** BEGIN Records supplied **

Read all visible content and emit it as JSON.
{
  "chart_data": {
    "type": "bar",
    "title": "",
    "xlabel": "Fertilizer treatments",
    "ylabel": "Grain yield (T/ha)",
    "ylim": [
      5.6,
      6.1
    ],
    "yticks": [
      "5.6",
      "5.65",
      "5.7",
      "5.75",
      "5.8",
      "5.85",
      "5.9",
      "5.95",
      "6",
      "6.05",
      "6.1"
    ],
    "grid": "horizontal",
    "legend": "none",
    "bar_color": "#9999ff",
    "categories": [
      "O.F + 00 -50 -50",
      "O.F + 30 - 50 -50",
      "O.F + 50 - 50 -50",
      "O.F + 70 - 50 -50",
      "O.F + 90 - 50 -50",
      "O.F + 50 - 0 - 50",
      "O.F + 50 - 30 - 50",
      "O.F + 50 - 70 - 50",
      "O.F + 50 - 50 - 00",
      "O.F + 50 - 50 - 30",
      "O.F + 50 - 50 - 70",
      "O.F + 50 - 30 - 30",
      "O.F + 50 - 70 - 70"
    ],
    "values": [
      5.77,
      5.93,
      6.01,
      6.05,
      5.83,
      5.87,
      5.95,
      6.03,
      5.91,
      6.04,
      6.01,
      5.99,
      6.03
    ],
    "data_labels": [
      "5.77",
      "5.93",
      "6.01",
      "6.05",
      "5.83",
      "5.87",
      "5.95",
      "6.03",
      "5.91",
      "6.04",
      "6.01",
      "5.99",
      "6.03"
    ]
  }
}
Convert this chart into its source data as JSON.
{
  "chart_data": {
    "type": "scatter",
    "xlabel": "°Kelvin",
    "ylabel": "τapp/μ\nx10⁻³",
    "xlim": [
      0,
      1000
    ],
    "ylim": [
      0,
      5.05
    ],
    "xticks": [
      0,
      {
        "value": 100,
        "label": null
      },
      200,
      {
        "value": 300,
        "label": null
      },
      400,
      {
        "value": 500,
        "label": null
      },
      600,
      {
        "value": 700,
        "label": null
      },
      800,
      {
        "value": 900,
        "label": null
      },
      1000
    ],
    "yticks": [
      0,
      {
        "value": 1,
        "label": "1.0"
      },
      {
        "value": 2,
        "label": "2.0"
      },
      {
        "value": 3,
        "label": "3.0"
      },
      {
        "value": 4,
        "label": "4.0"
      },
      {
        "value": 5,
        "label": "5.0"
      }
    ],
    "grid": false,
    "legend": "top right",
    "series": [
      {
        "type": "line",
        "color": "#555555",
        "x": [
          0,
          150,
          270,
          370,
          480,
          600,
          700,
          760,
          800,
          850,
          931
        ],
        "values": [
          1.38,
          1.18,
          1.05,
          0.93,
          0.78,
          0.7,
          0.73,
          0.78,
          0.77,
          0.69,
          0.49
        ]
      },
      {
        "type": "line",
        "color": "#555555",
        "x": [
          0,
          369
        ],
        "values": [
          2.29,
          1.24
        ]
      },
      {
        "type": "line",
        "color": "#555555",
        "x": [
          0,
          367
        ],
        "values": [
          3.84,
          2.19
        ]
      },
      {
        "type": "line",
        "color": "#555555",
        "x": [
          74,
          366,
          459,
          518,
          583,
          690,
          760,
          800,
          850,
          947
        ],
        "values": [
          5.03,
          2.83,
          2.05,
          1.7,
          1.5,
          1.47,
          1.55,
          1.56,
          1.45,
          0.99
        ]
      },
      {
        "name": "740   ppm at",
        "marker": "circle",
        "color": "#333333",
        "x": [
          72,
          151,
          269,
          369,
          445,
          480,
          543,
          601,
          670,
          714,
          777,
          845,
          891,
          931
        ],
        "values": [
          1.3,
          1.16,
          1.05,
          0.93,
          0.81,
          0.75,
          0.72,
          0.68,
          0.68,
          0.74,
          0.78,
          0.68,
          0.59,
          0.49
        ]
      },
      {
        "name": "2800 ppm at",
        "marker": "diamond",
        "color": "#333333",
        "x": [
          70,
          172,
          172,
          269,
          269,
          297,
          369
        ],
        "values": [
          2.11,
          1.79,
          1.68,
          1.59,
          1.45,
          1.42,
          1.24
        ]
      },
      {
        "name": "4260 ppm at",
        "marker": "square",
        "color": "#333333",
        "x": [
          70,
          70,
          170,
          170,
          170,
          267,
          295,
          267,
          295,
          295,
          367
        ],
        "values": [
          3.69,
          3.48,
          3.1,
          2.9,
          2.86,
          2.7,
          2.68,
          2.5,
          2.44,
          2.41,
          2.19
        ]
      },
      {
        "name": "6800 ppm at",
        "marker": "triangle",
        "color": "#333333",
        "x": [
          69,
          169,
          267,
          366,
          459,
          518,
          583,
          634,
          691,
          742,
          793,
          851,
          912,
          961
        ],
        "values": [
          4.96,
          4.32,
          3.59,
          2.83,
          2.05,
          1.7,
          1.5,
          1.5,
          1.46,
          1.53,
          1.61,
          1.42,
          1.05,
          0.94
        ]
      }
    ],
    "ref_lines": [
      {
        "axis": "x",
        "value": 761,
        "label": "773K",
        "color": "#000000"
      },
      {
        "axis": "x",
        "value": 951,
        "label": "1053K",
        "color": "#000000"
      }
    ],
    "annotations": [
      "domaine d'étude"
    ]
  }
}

** END Records supplied **

Objective:
Each line in the material above must be retyped without alteration.

Complete answer:
Read all visible content and emit it as JSON.
{
  "chart_data": {
    "type": "bar",
    "title": "",
    "xlabel": "Fertilizer treatments",
    "ylabel": "Grain yield (T/ha)",
    "ylim": [
      5.6,
      6.1
    ],
    "yticks": [
      "5.6",
      "5.65",
      "5.7",
      "5.75",
      "5.8",
      "5.85",
      "5.9",
      "5.95",
      "6",
      "6.05",
      "6.1"
    ],
    "grid": "horizontal",
    "legend": "none",
    "bar_color": "#9999ff",
    "categories": [
      "O.F + 00 -50 -50",
      "O.F + 30 - 50 -50",
      "O.F + 50 - 50 -50",
      "O.F + 70 - 50 -50",
      "O.F + 90 - 50 -50",
      "O.F + 50 - 0 - 50",
      "O.F + 50 - 30 - 50",
      "O.F + 50 - 70 - 50",
      "O.F + 50 - 50 - 00",
      "O.F + 50 - 50 - 30",
      "O.F + 50 - 50 - 70",
      "O.F + 50 - 30 - 30",
      "O.F + 50 - 70 - 70"
    ],
    "values": [
      5.77,
      5.93,
      6.01,
      6.05,
      5.83,
      5.87,
      5.95,
      6.03,
      5.91,
      6.04,
      6.01,
      5.99,
      6.03
    ],
    "data_labels": [
      "5.77",
      "5.93",
      "6.01",
      "6.05",
      "5.83",
      "5.87",
      "5.95",
      "6.03",
      "5.91",
      "6.04",
      "6.01",
      "5.99",
      "6.03"
    ]
  }
}
Convert this chart into its source data as JSON.
{
  "chart_data": {
    "type": "scatter",
    "xlabel": "°Kelvin",
    "ylabel": "τapp/μ\nx10⁻³",
    "xlim": [
      0,
      1000
    ],
    "ylim": [
      0,
      5.05
    ],
    "xticks": [
      0,
      {
        "value": 100,
        "label": null
      },
      200,
      {
        "value": 300,
        "label": null
      },
      400,
      {
        "value": 500,
        "label": null
      },
      600,
      {
        "value": 700,
        "label": null
      },
      800,
      {
        "value": 900,
        "label": null
      },
      1000
    ],
    "yticks": [
      0,
      {
        "value": 1,
        "label": "1.0"
      },
      {
        "value": 2,
        "label": "2.0"
      },
      {
        "value": 3,
        "label": "3.0"
      },
      {
        "value": 4,
        "label": "4.0"
      },
      {
        "value": 5,
        "label": "5.0"
      }
    ],
    "grid": false,
    "legend": "top right",
    "series": [
      {
        "type": "line",
        "color": "#555555",
        "x": [
          0,
          150,
          270,
          370,
          480,
          600,
          700,
          760,
          800,
          850,
          931
        ],
        "values": [
          1.38,
          1.18,
          1.05,
          0.93,
          0.78,
          0.7,
          0.73,
          0.78,
          0.77,
          0.69,
          0.49
        ]
      },
      {
        "type": "line",
        "color": "#555555",
        "x": [
          0,
          369
        ],
        "values": [
          2.29,
          1.24
        ]
      },
      {
        "type": "line",
        "color": "#555555",
        "x": [
          0,
          367
        ],
        "values": [
          3.84,
          2.19
        ]
      },
      {
        "type": "line",
        "color": "#555555",
        "x": [
          74,
          366,
          459,
          518,
          583,
          690,
          760,
          800,
          850,
          947
        ],
        "values": [
          5.03,
          2.83,
          2.05,
          1.7,
          1.5,
          1.47,
          1.55,
          1.56,
          1.45,
          0.99
        ]
      },
      {
        "name": "740   ppm at",
        "marker": "circle",
        "color": "#333333",
        "x": [
          72,
          151,
          269,
          369,
          445,
          480,
          543,
          601,
          670,
          714,
          777,
          845,
          891,
          931
        ],
        "values": [
          1.3,
          1.16,
          1.05,
          0.93,
          0.81,
          0.75,
          0.72,
          0.68,
          0.68,
          0.74,
          0.78,
          0.68,
          0.59,
          0.49
        ]
      },
      {
        "name": "2800 ppm at",
        "marker": "diamond",
        "color": "#333333",
        "x": [
          70,
          172,
          172,
          269,
          269,
          297,
          369
        ],
        "values": [
          2.11,
          1.79,
          1.68,
          1.59,
          1.45,
          1.42,
          1.24
        ]
      },
      {
        "name": "4260 ppm at",
        "marker": "square",
        "color": "#333333",
        "x": [
          70,
          70,
          170,
          170,
          170,
          267,
          295,
          267,
          295,
          295,
          367
        ],
        "values": [
          3.69,
          3.48,
          3.1,
          2.9,
          2.86,
          2.7,
          2.68,
          2.5,
          2.44,
          2.41,
          2.19
        ]
      },
      {
        "name": "6800 ppm at",
        "marker": "triangle",
        "color": "#333333",
        "x": [
          69,
          169,
          267,
          366,
          459,
          518,
          583,
          634,
          691,
          742,
          793,
          851,
          912,
          961
        ],
        "values": [
          4.96,
          4.32,
          3.59,
          2.83,
          2.05,
          1.7,
          1.5,
          1.5,
          1.46,
          1.53,
          1.61,
          1.42,
          1.05,
          0.94
        ]
      }
    ],
    "ref_lines": [
      {
        "axis": "x",
        "value": 761,
        "label": "773K",
        "color": "#000000"
      },
      {
        "axis": "x",
        "value": 951,
        "label": "1053K",
        "color": "#000000"
      }
    ],
    "annotations": [
      "domaine d'étude"
    ]
  }
}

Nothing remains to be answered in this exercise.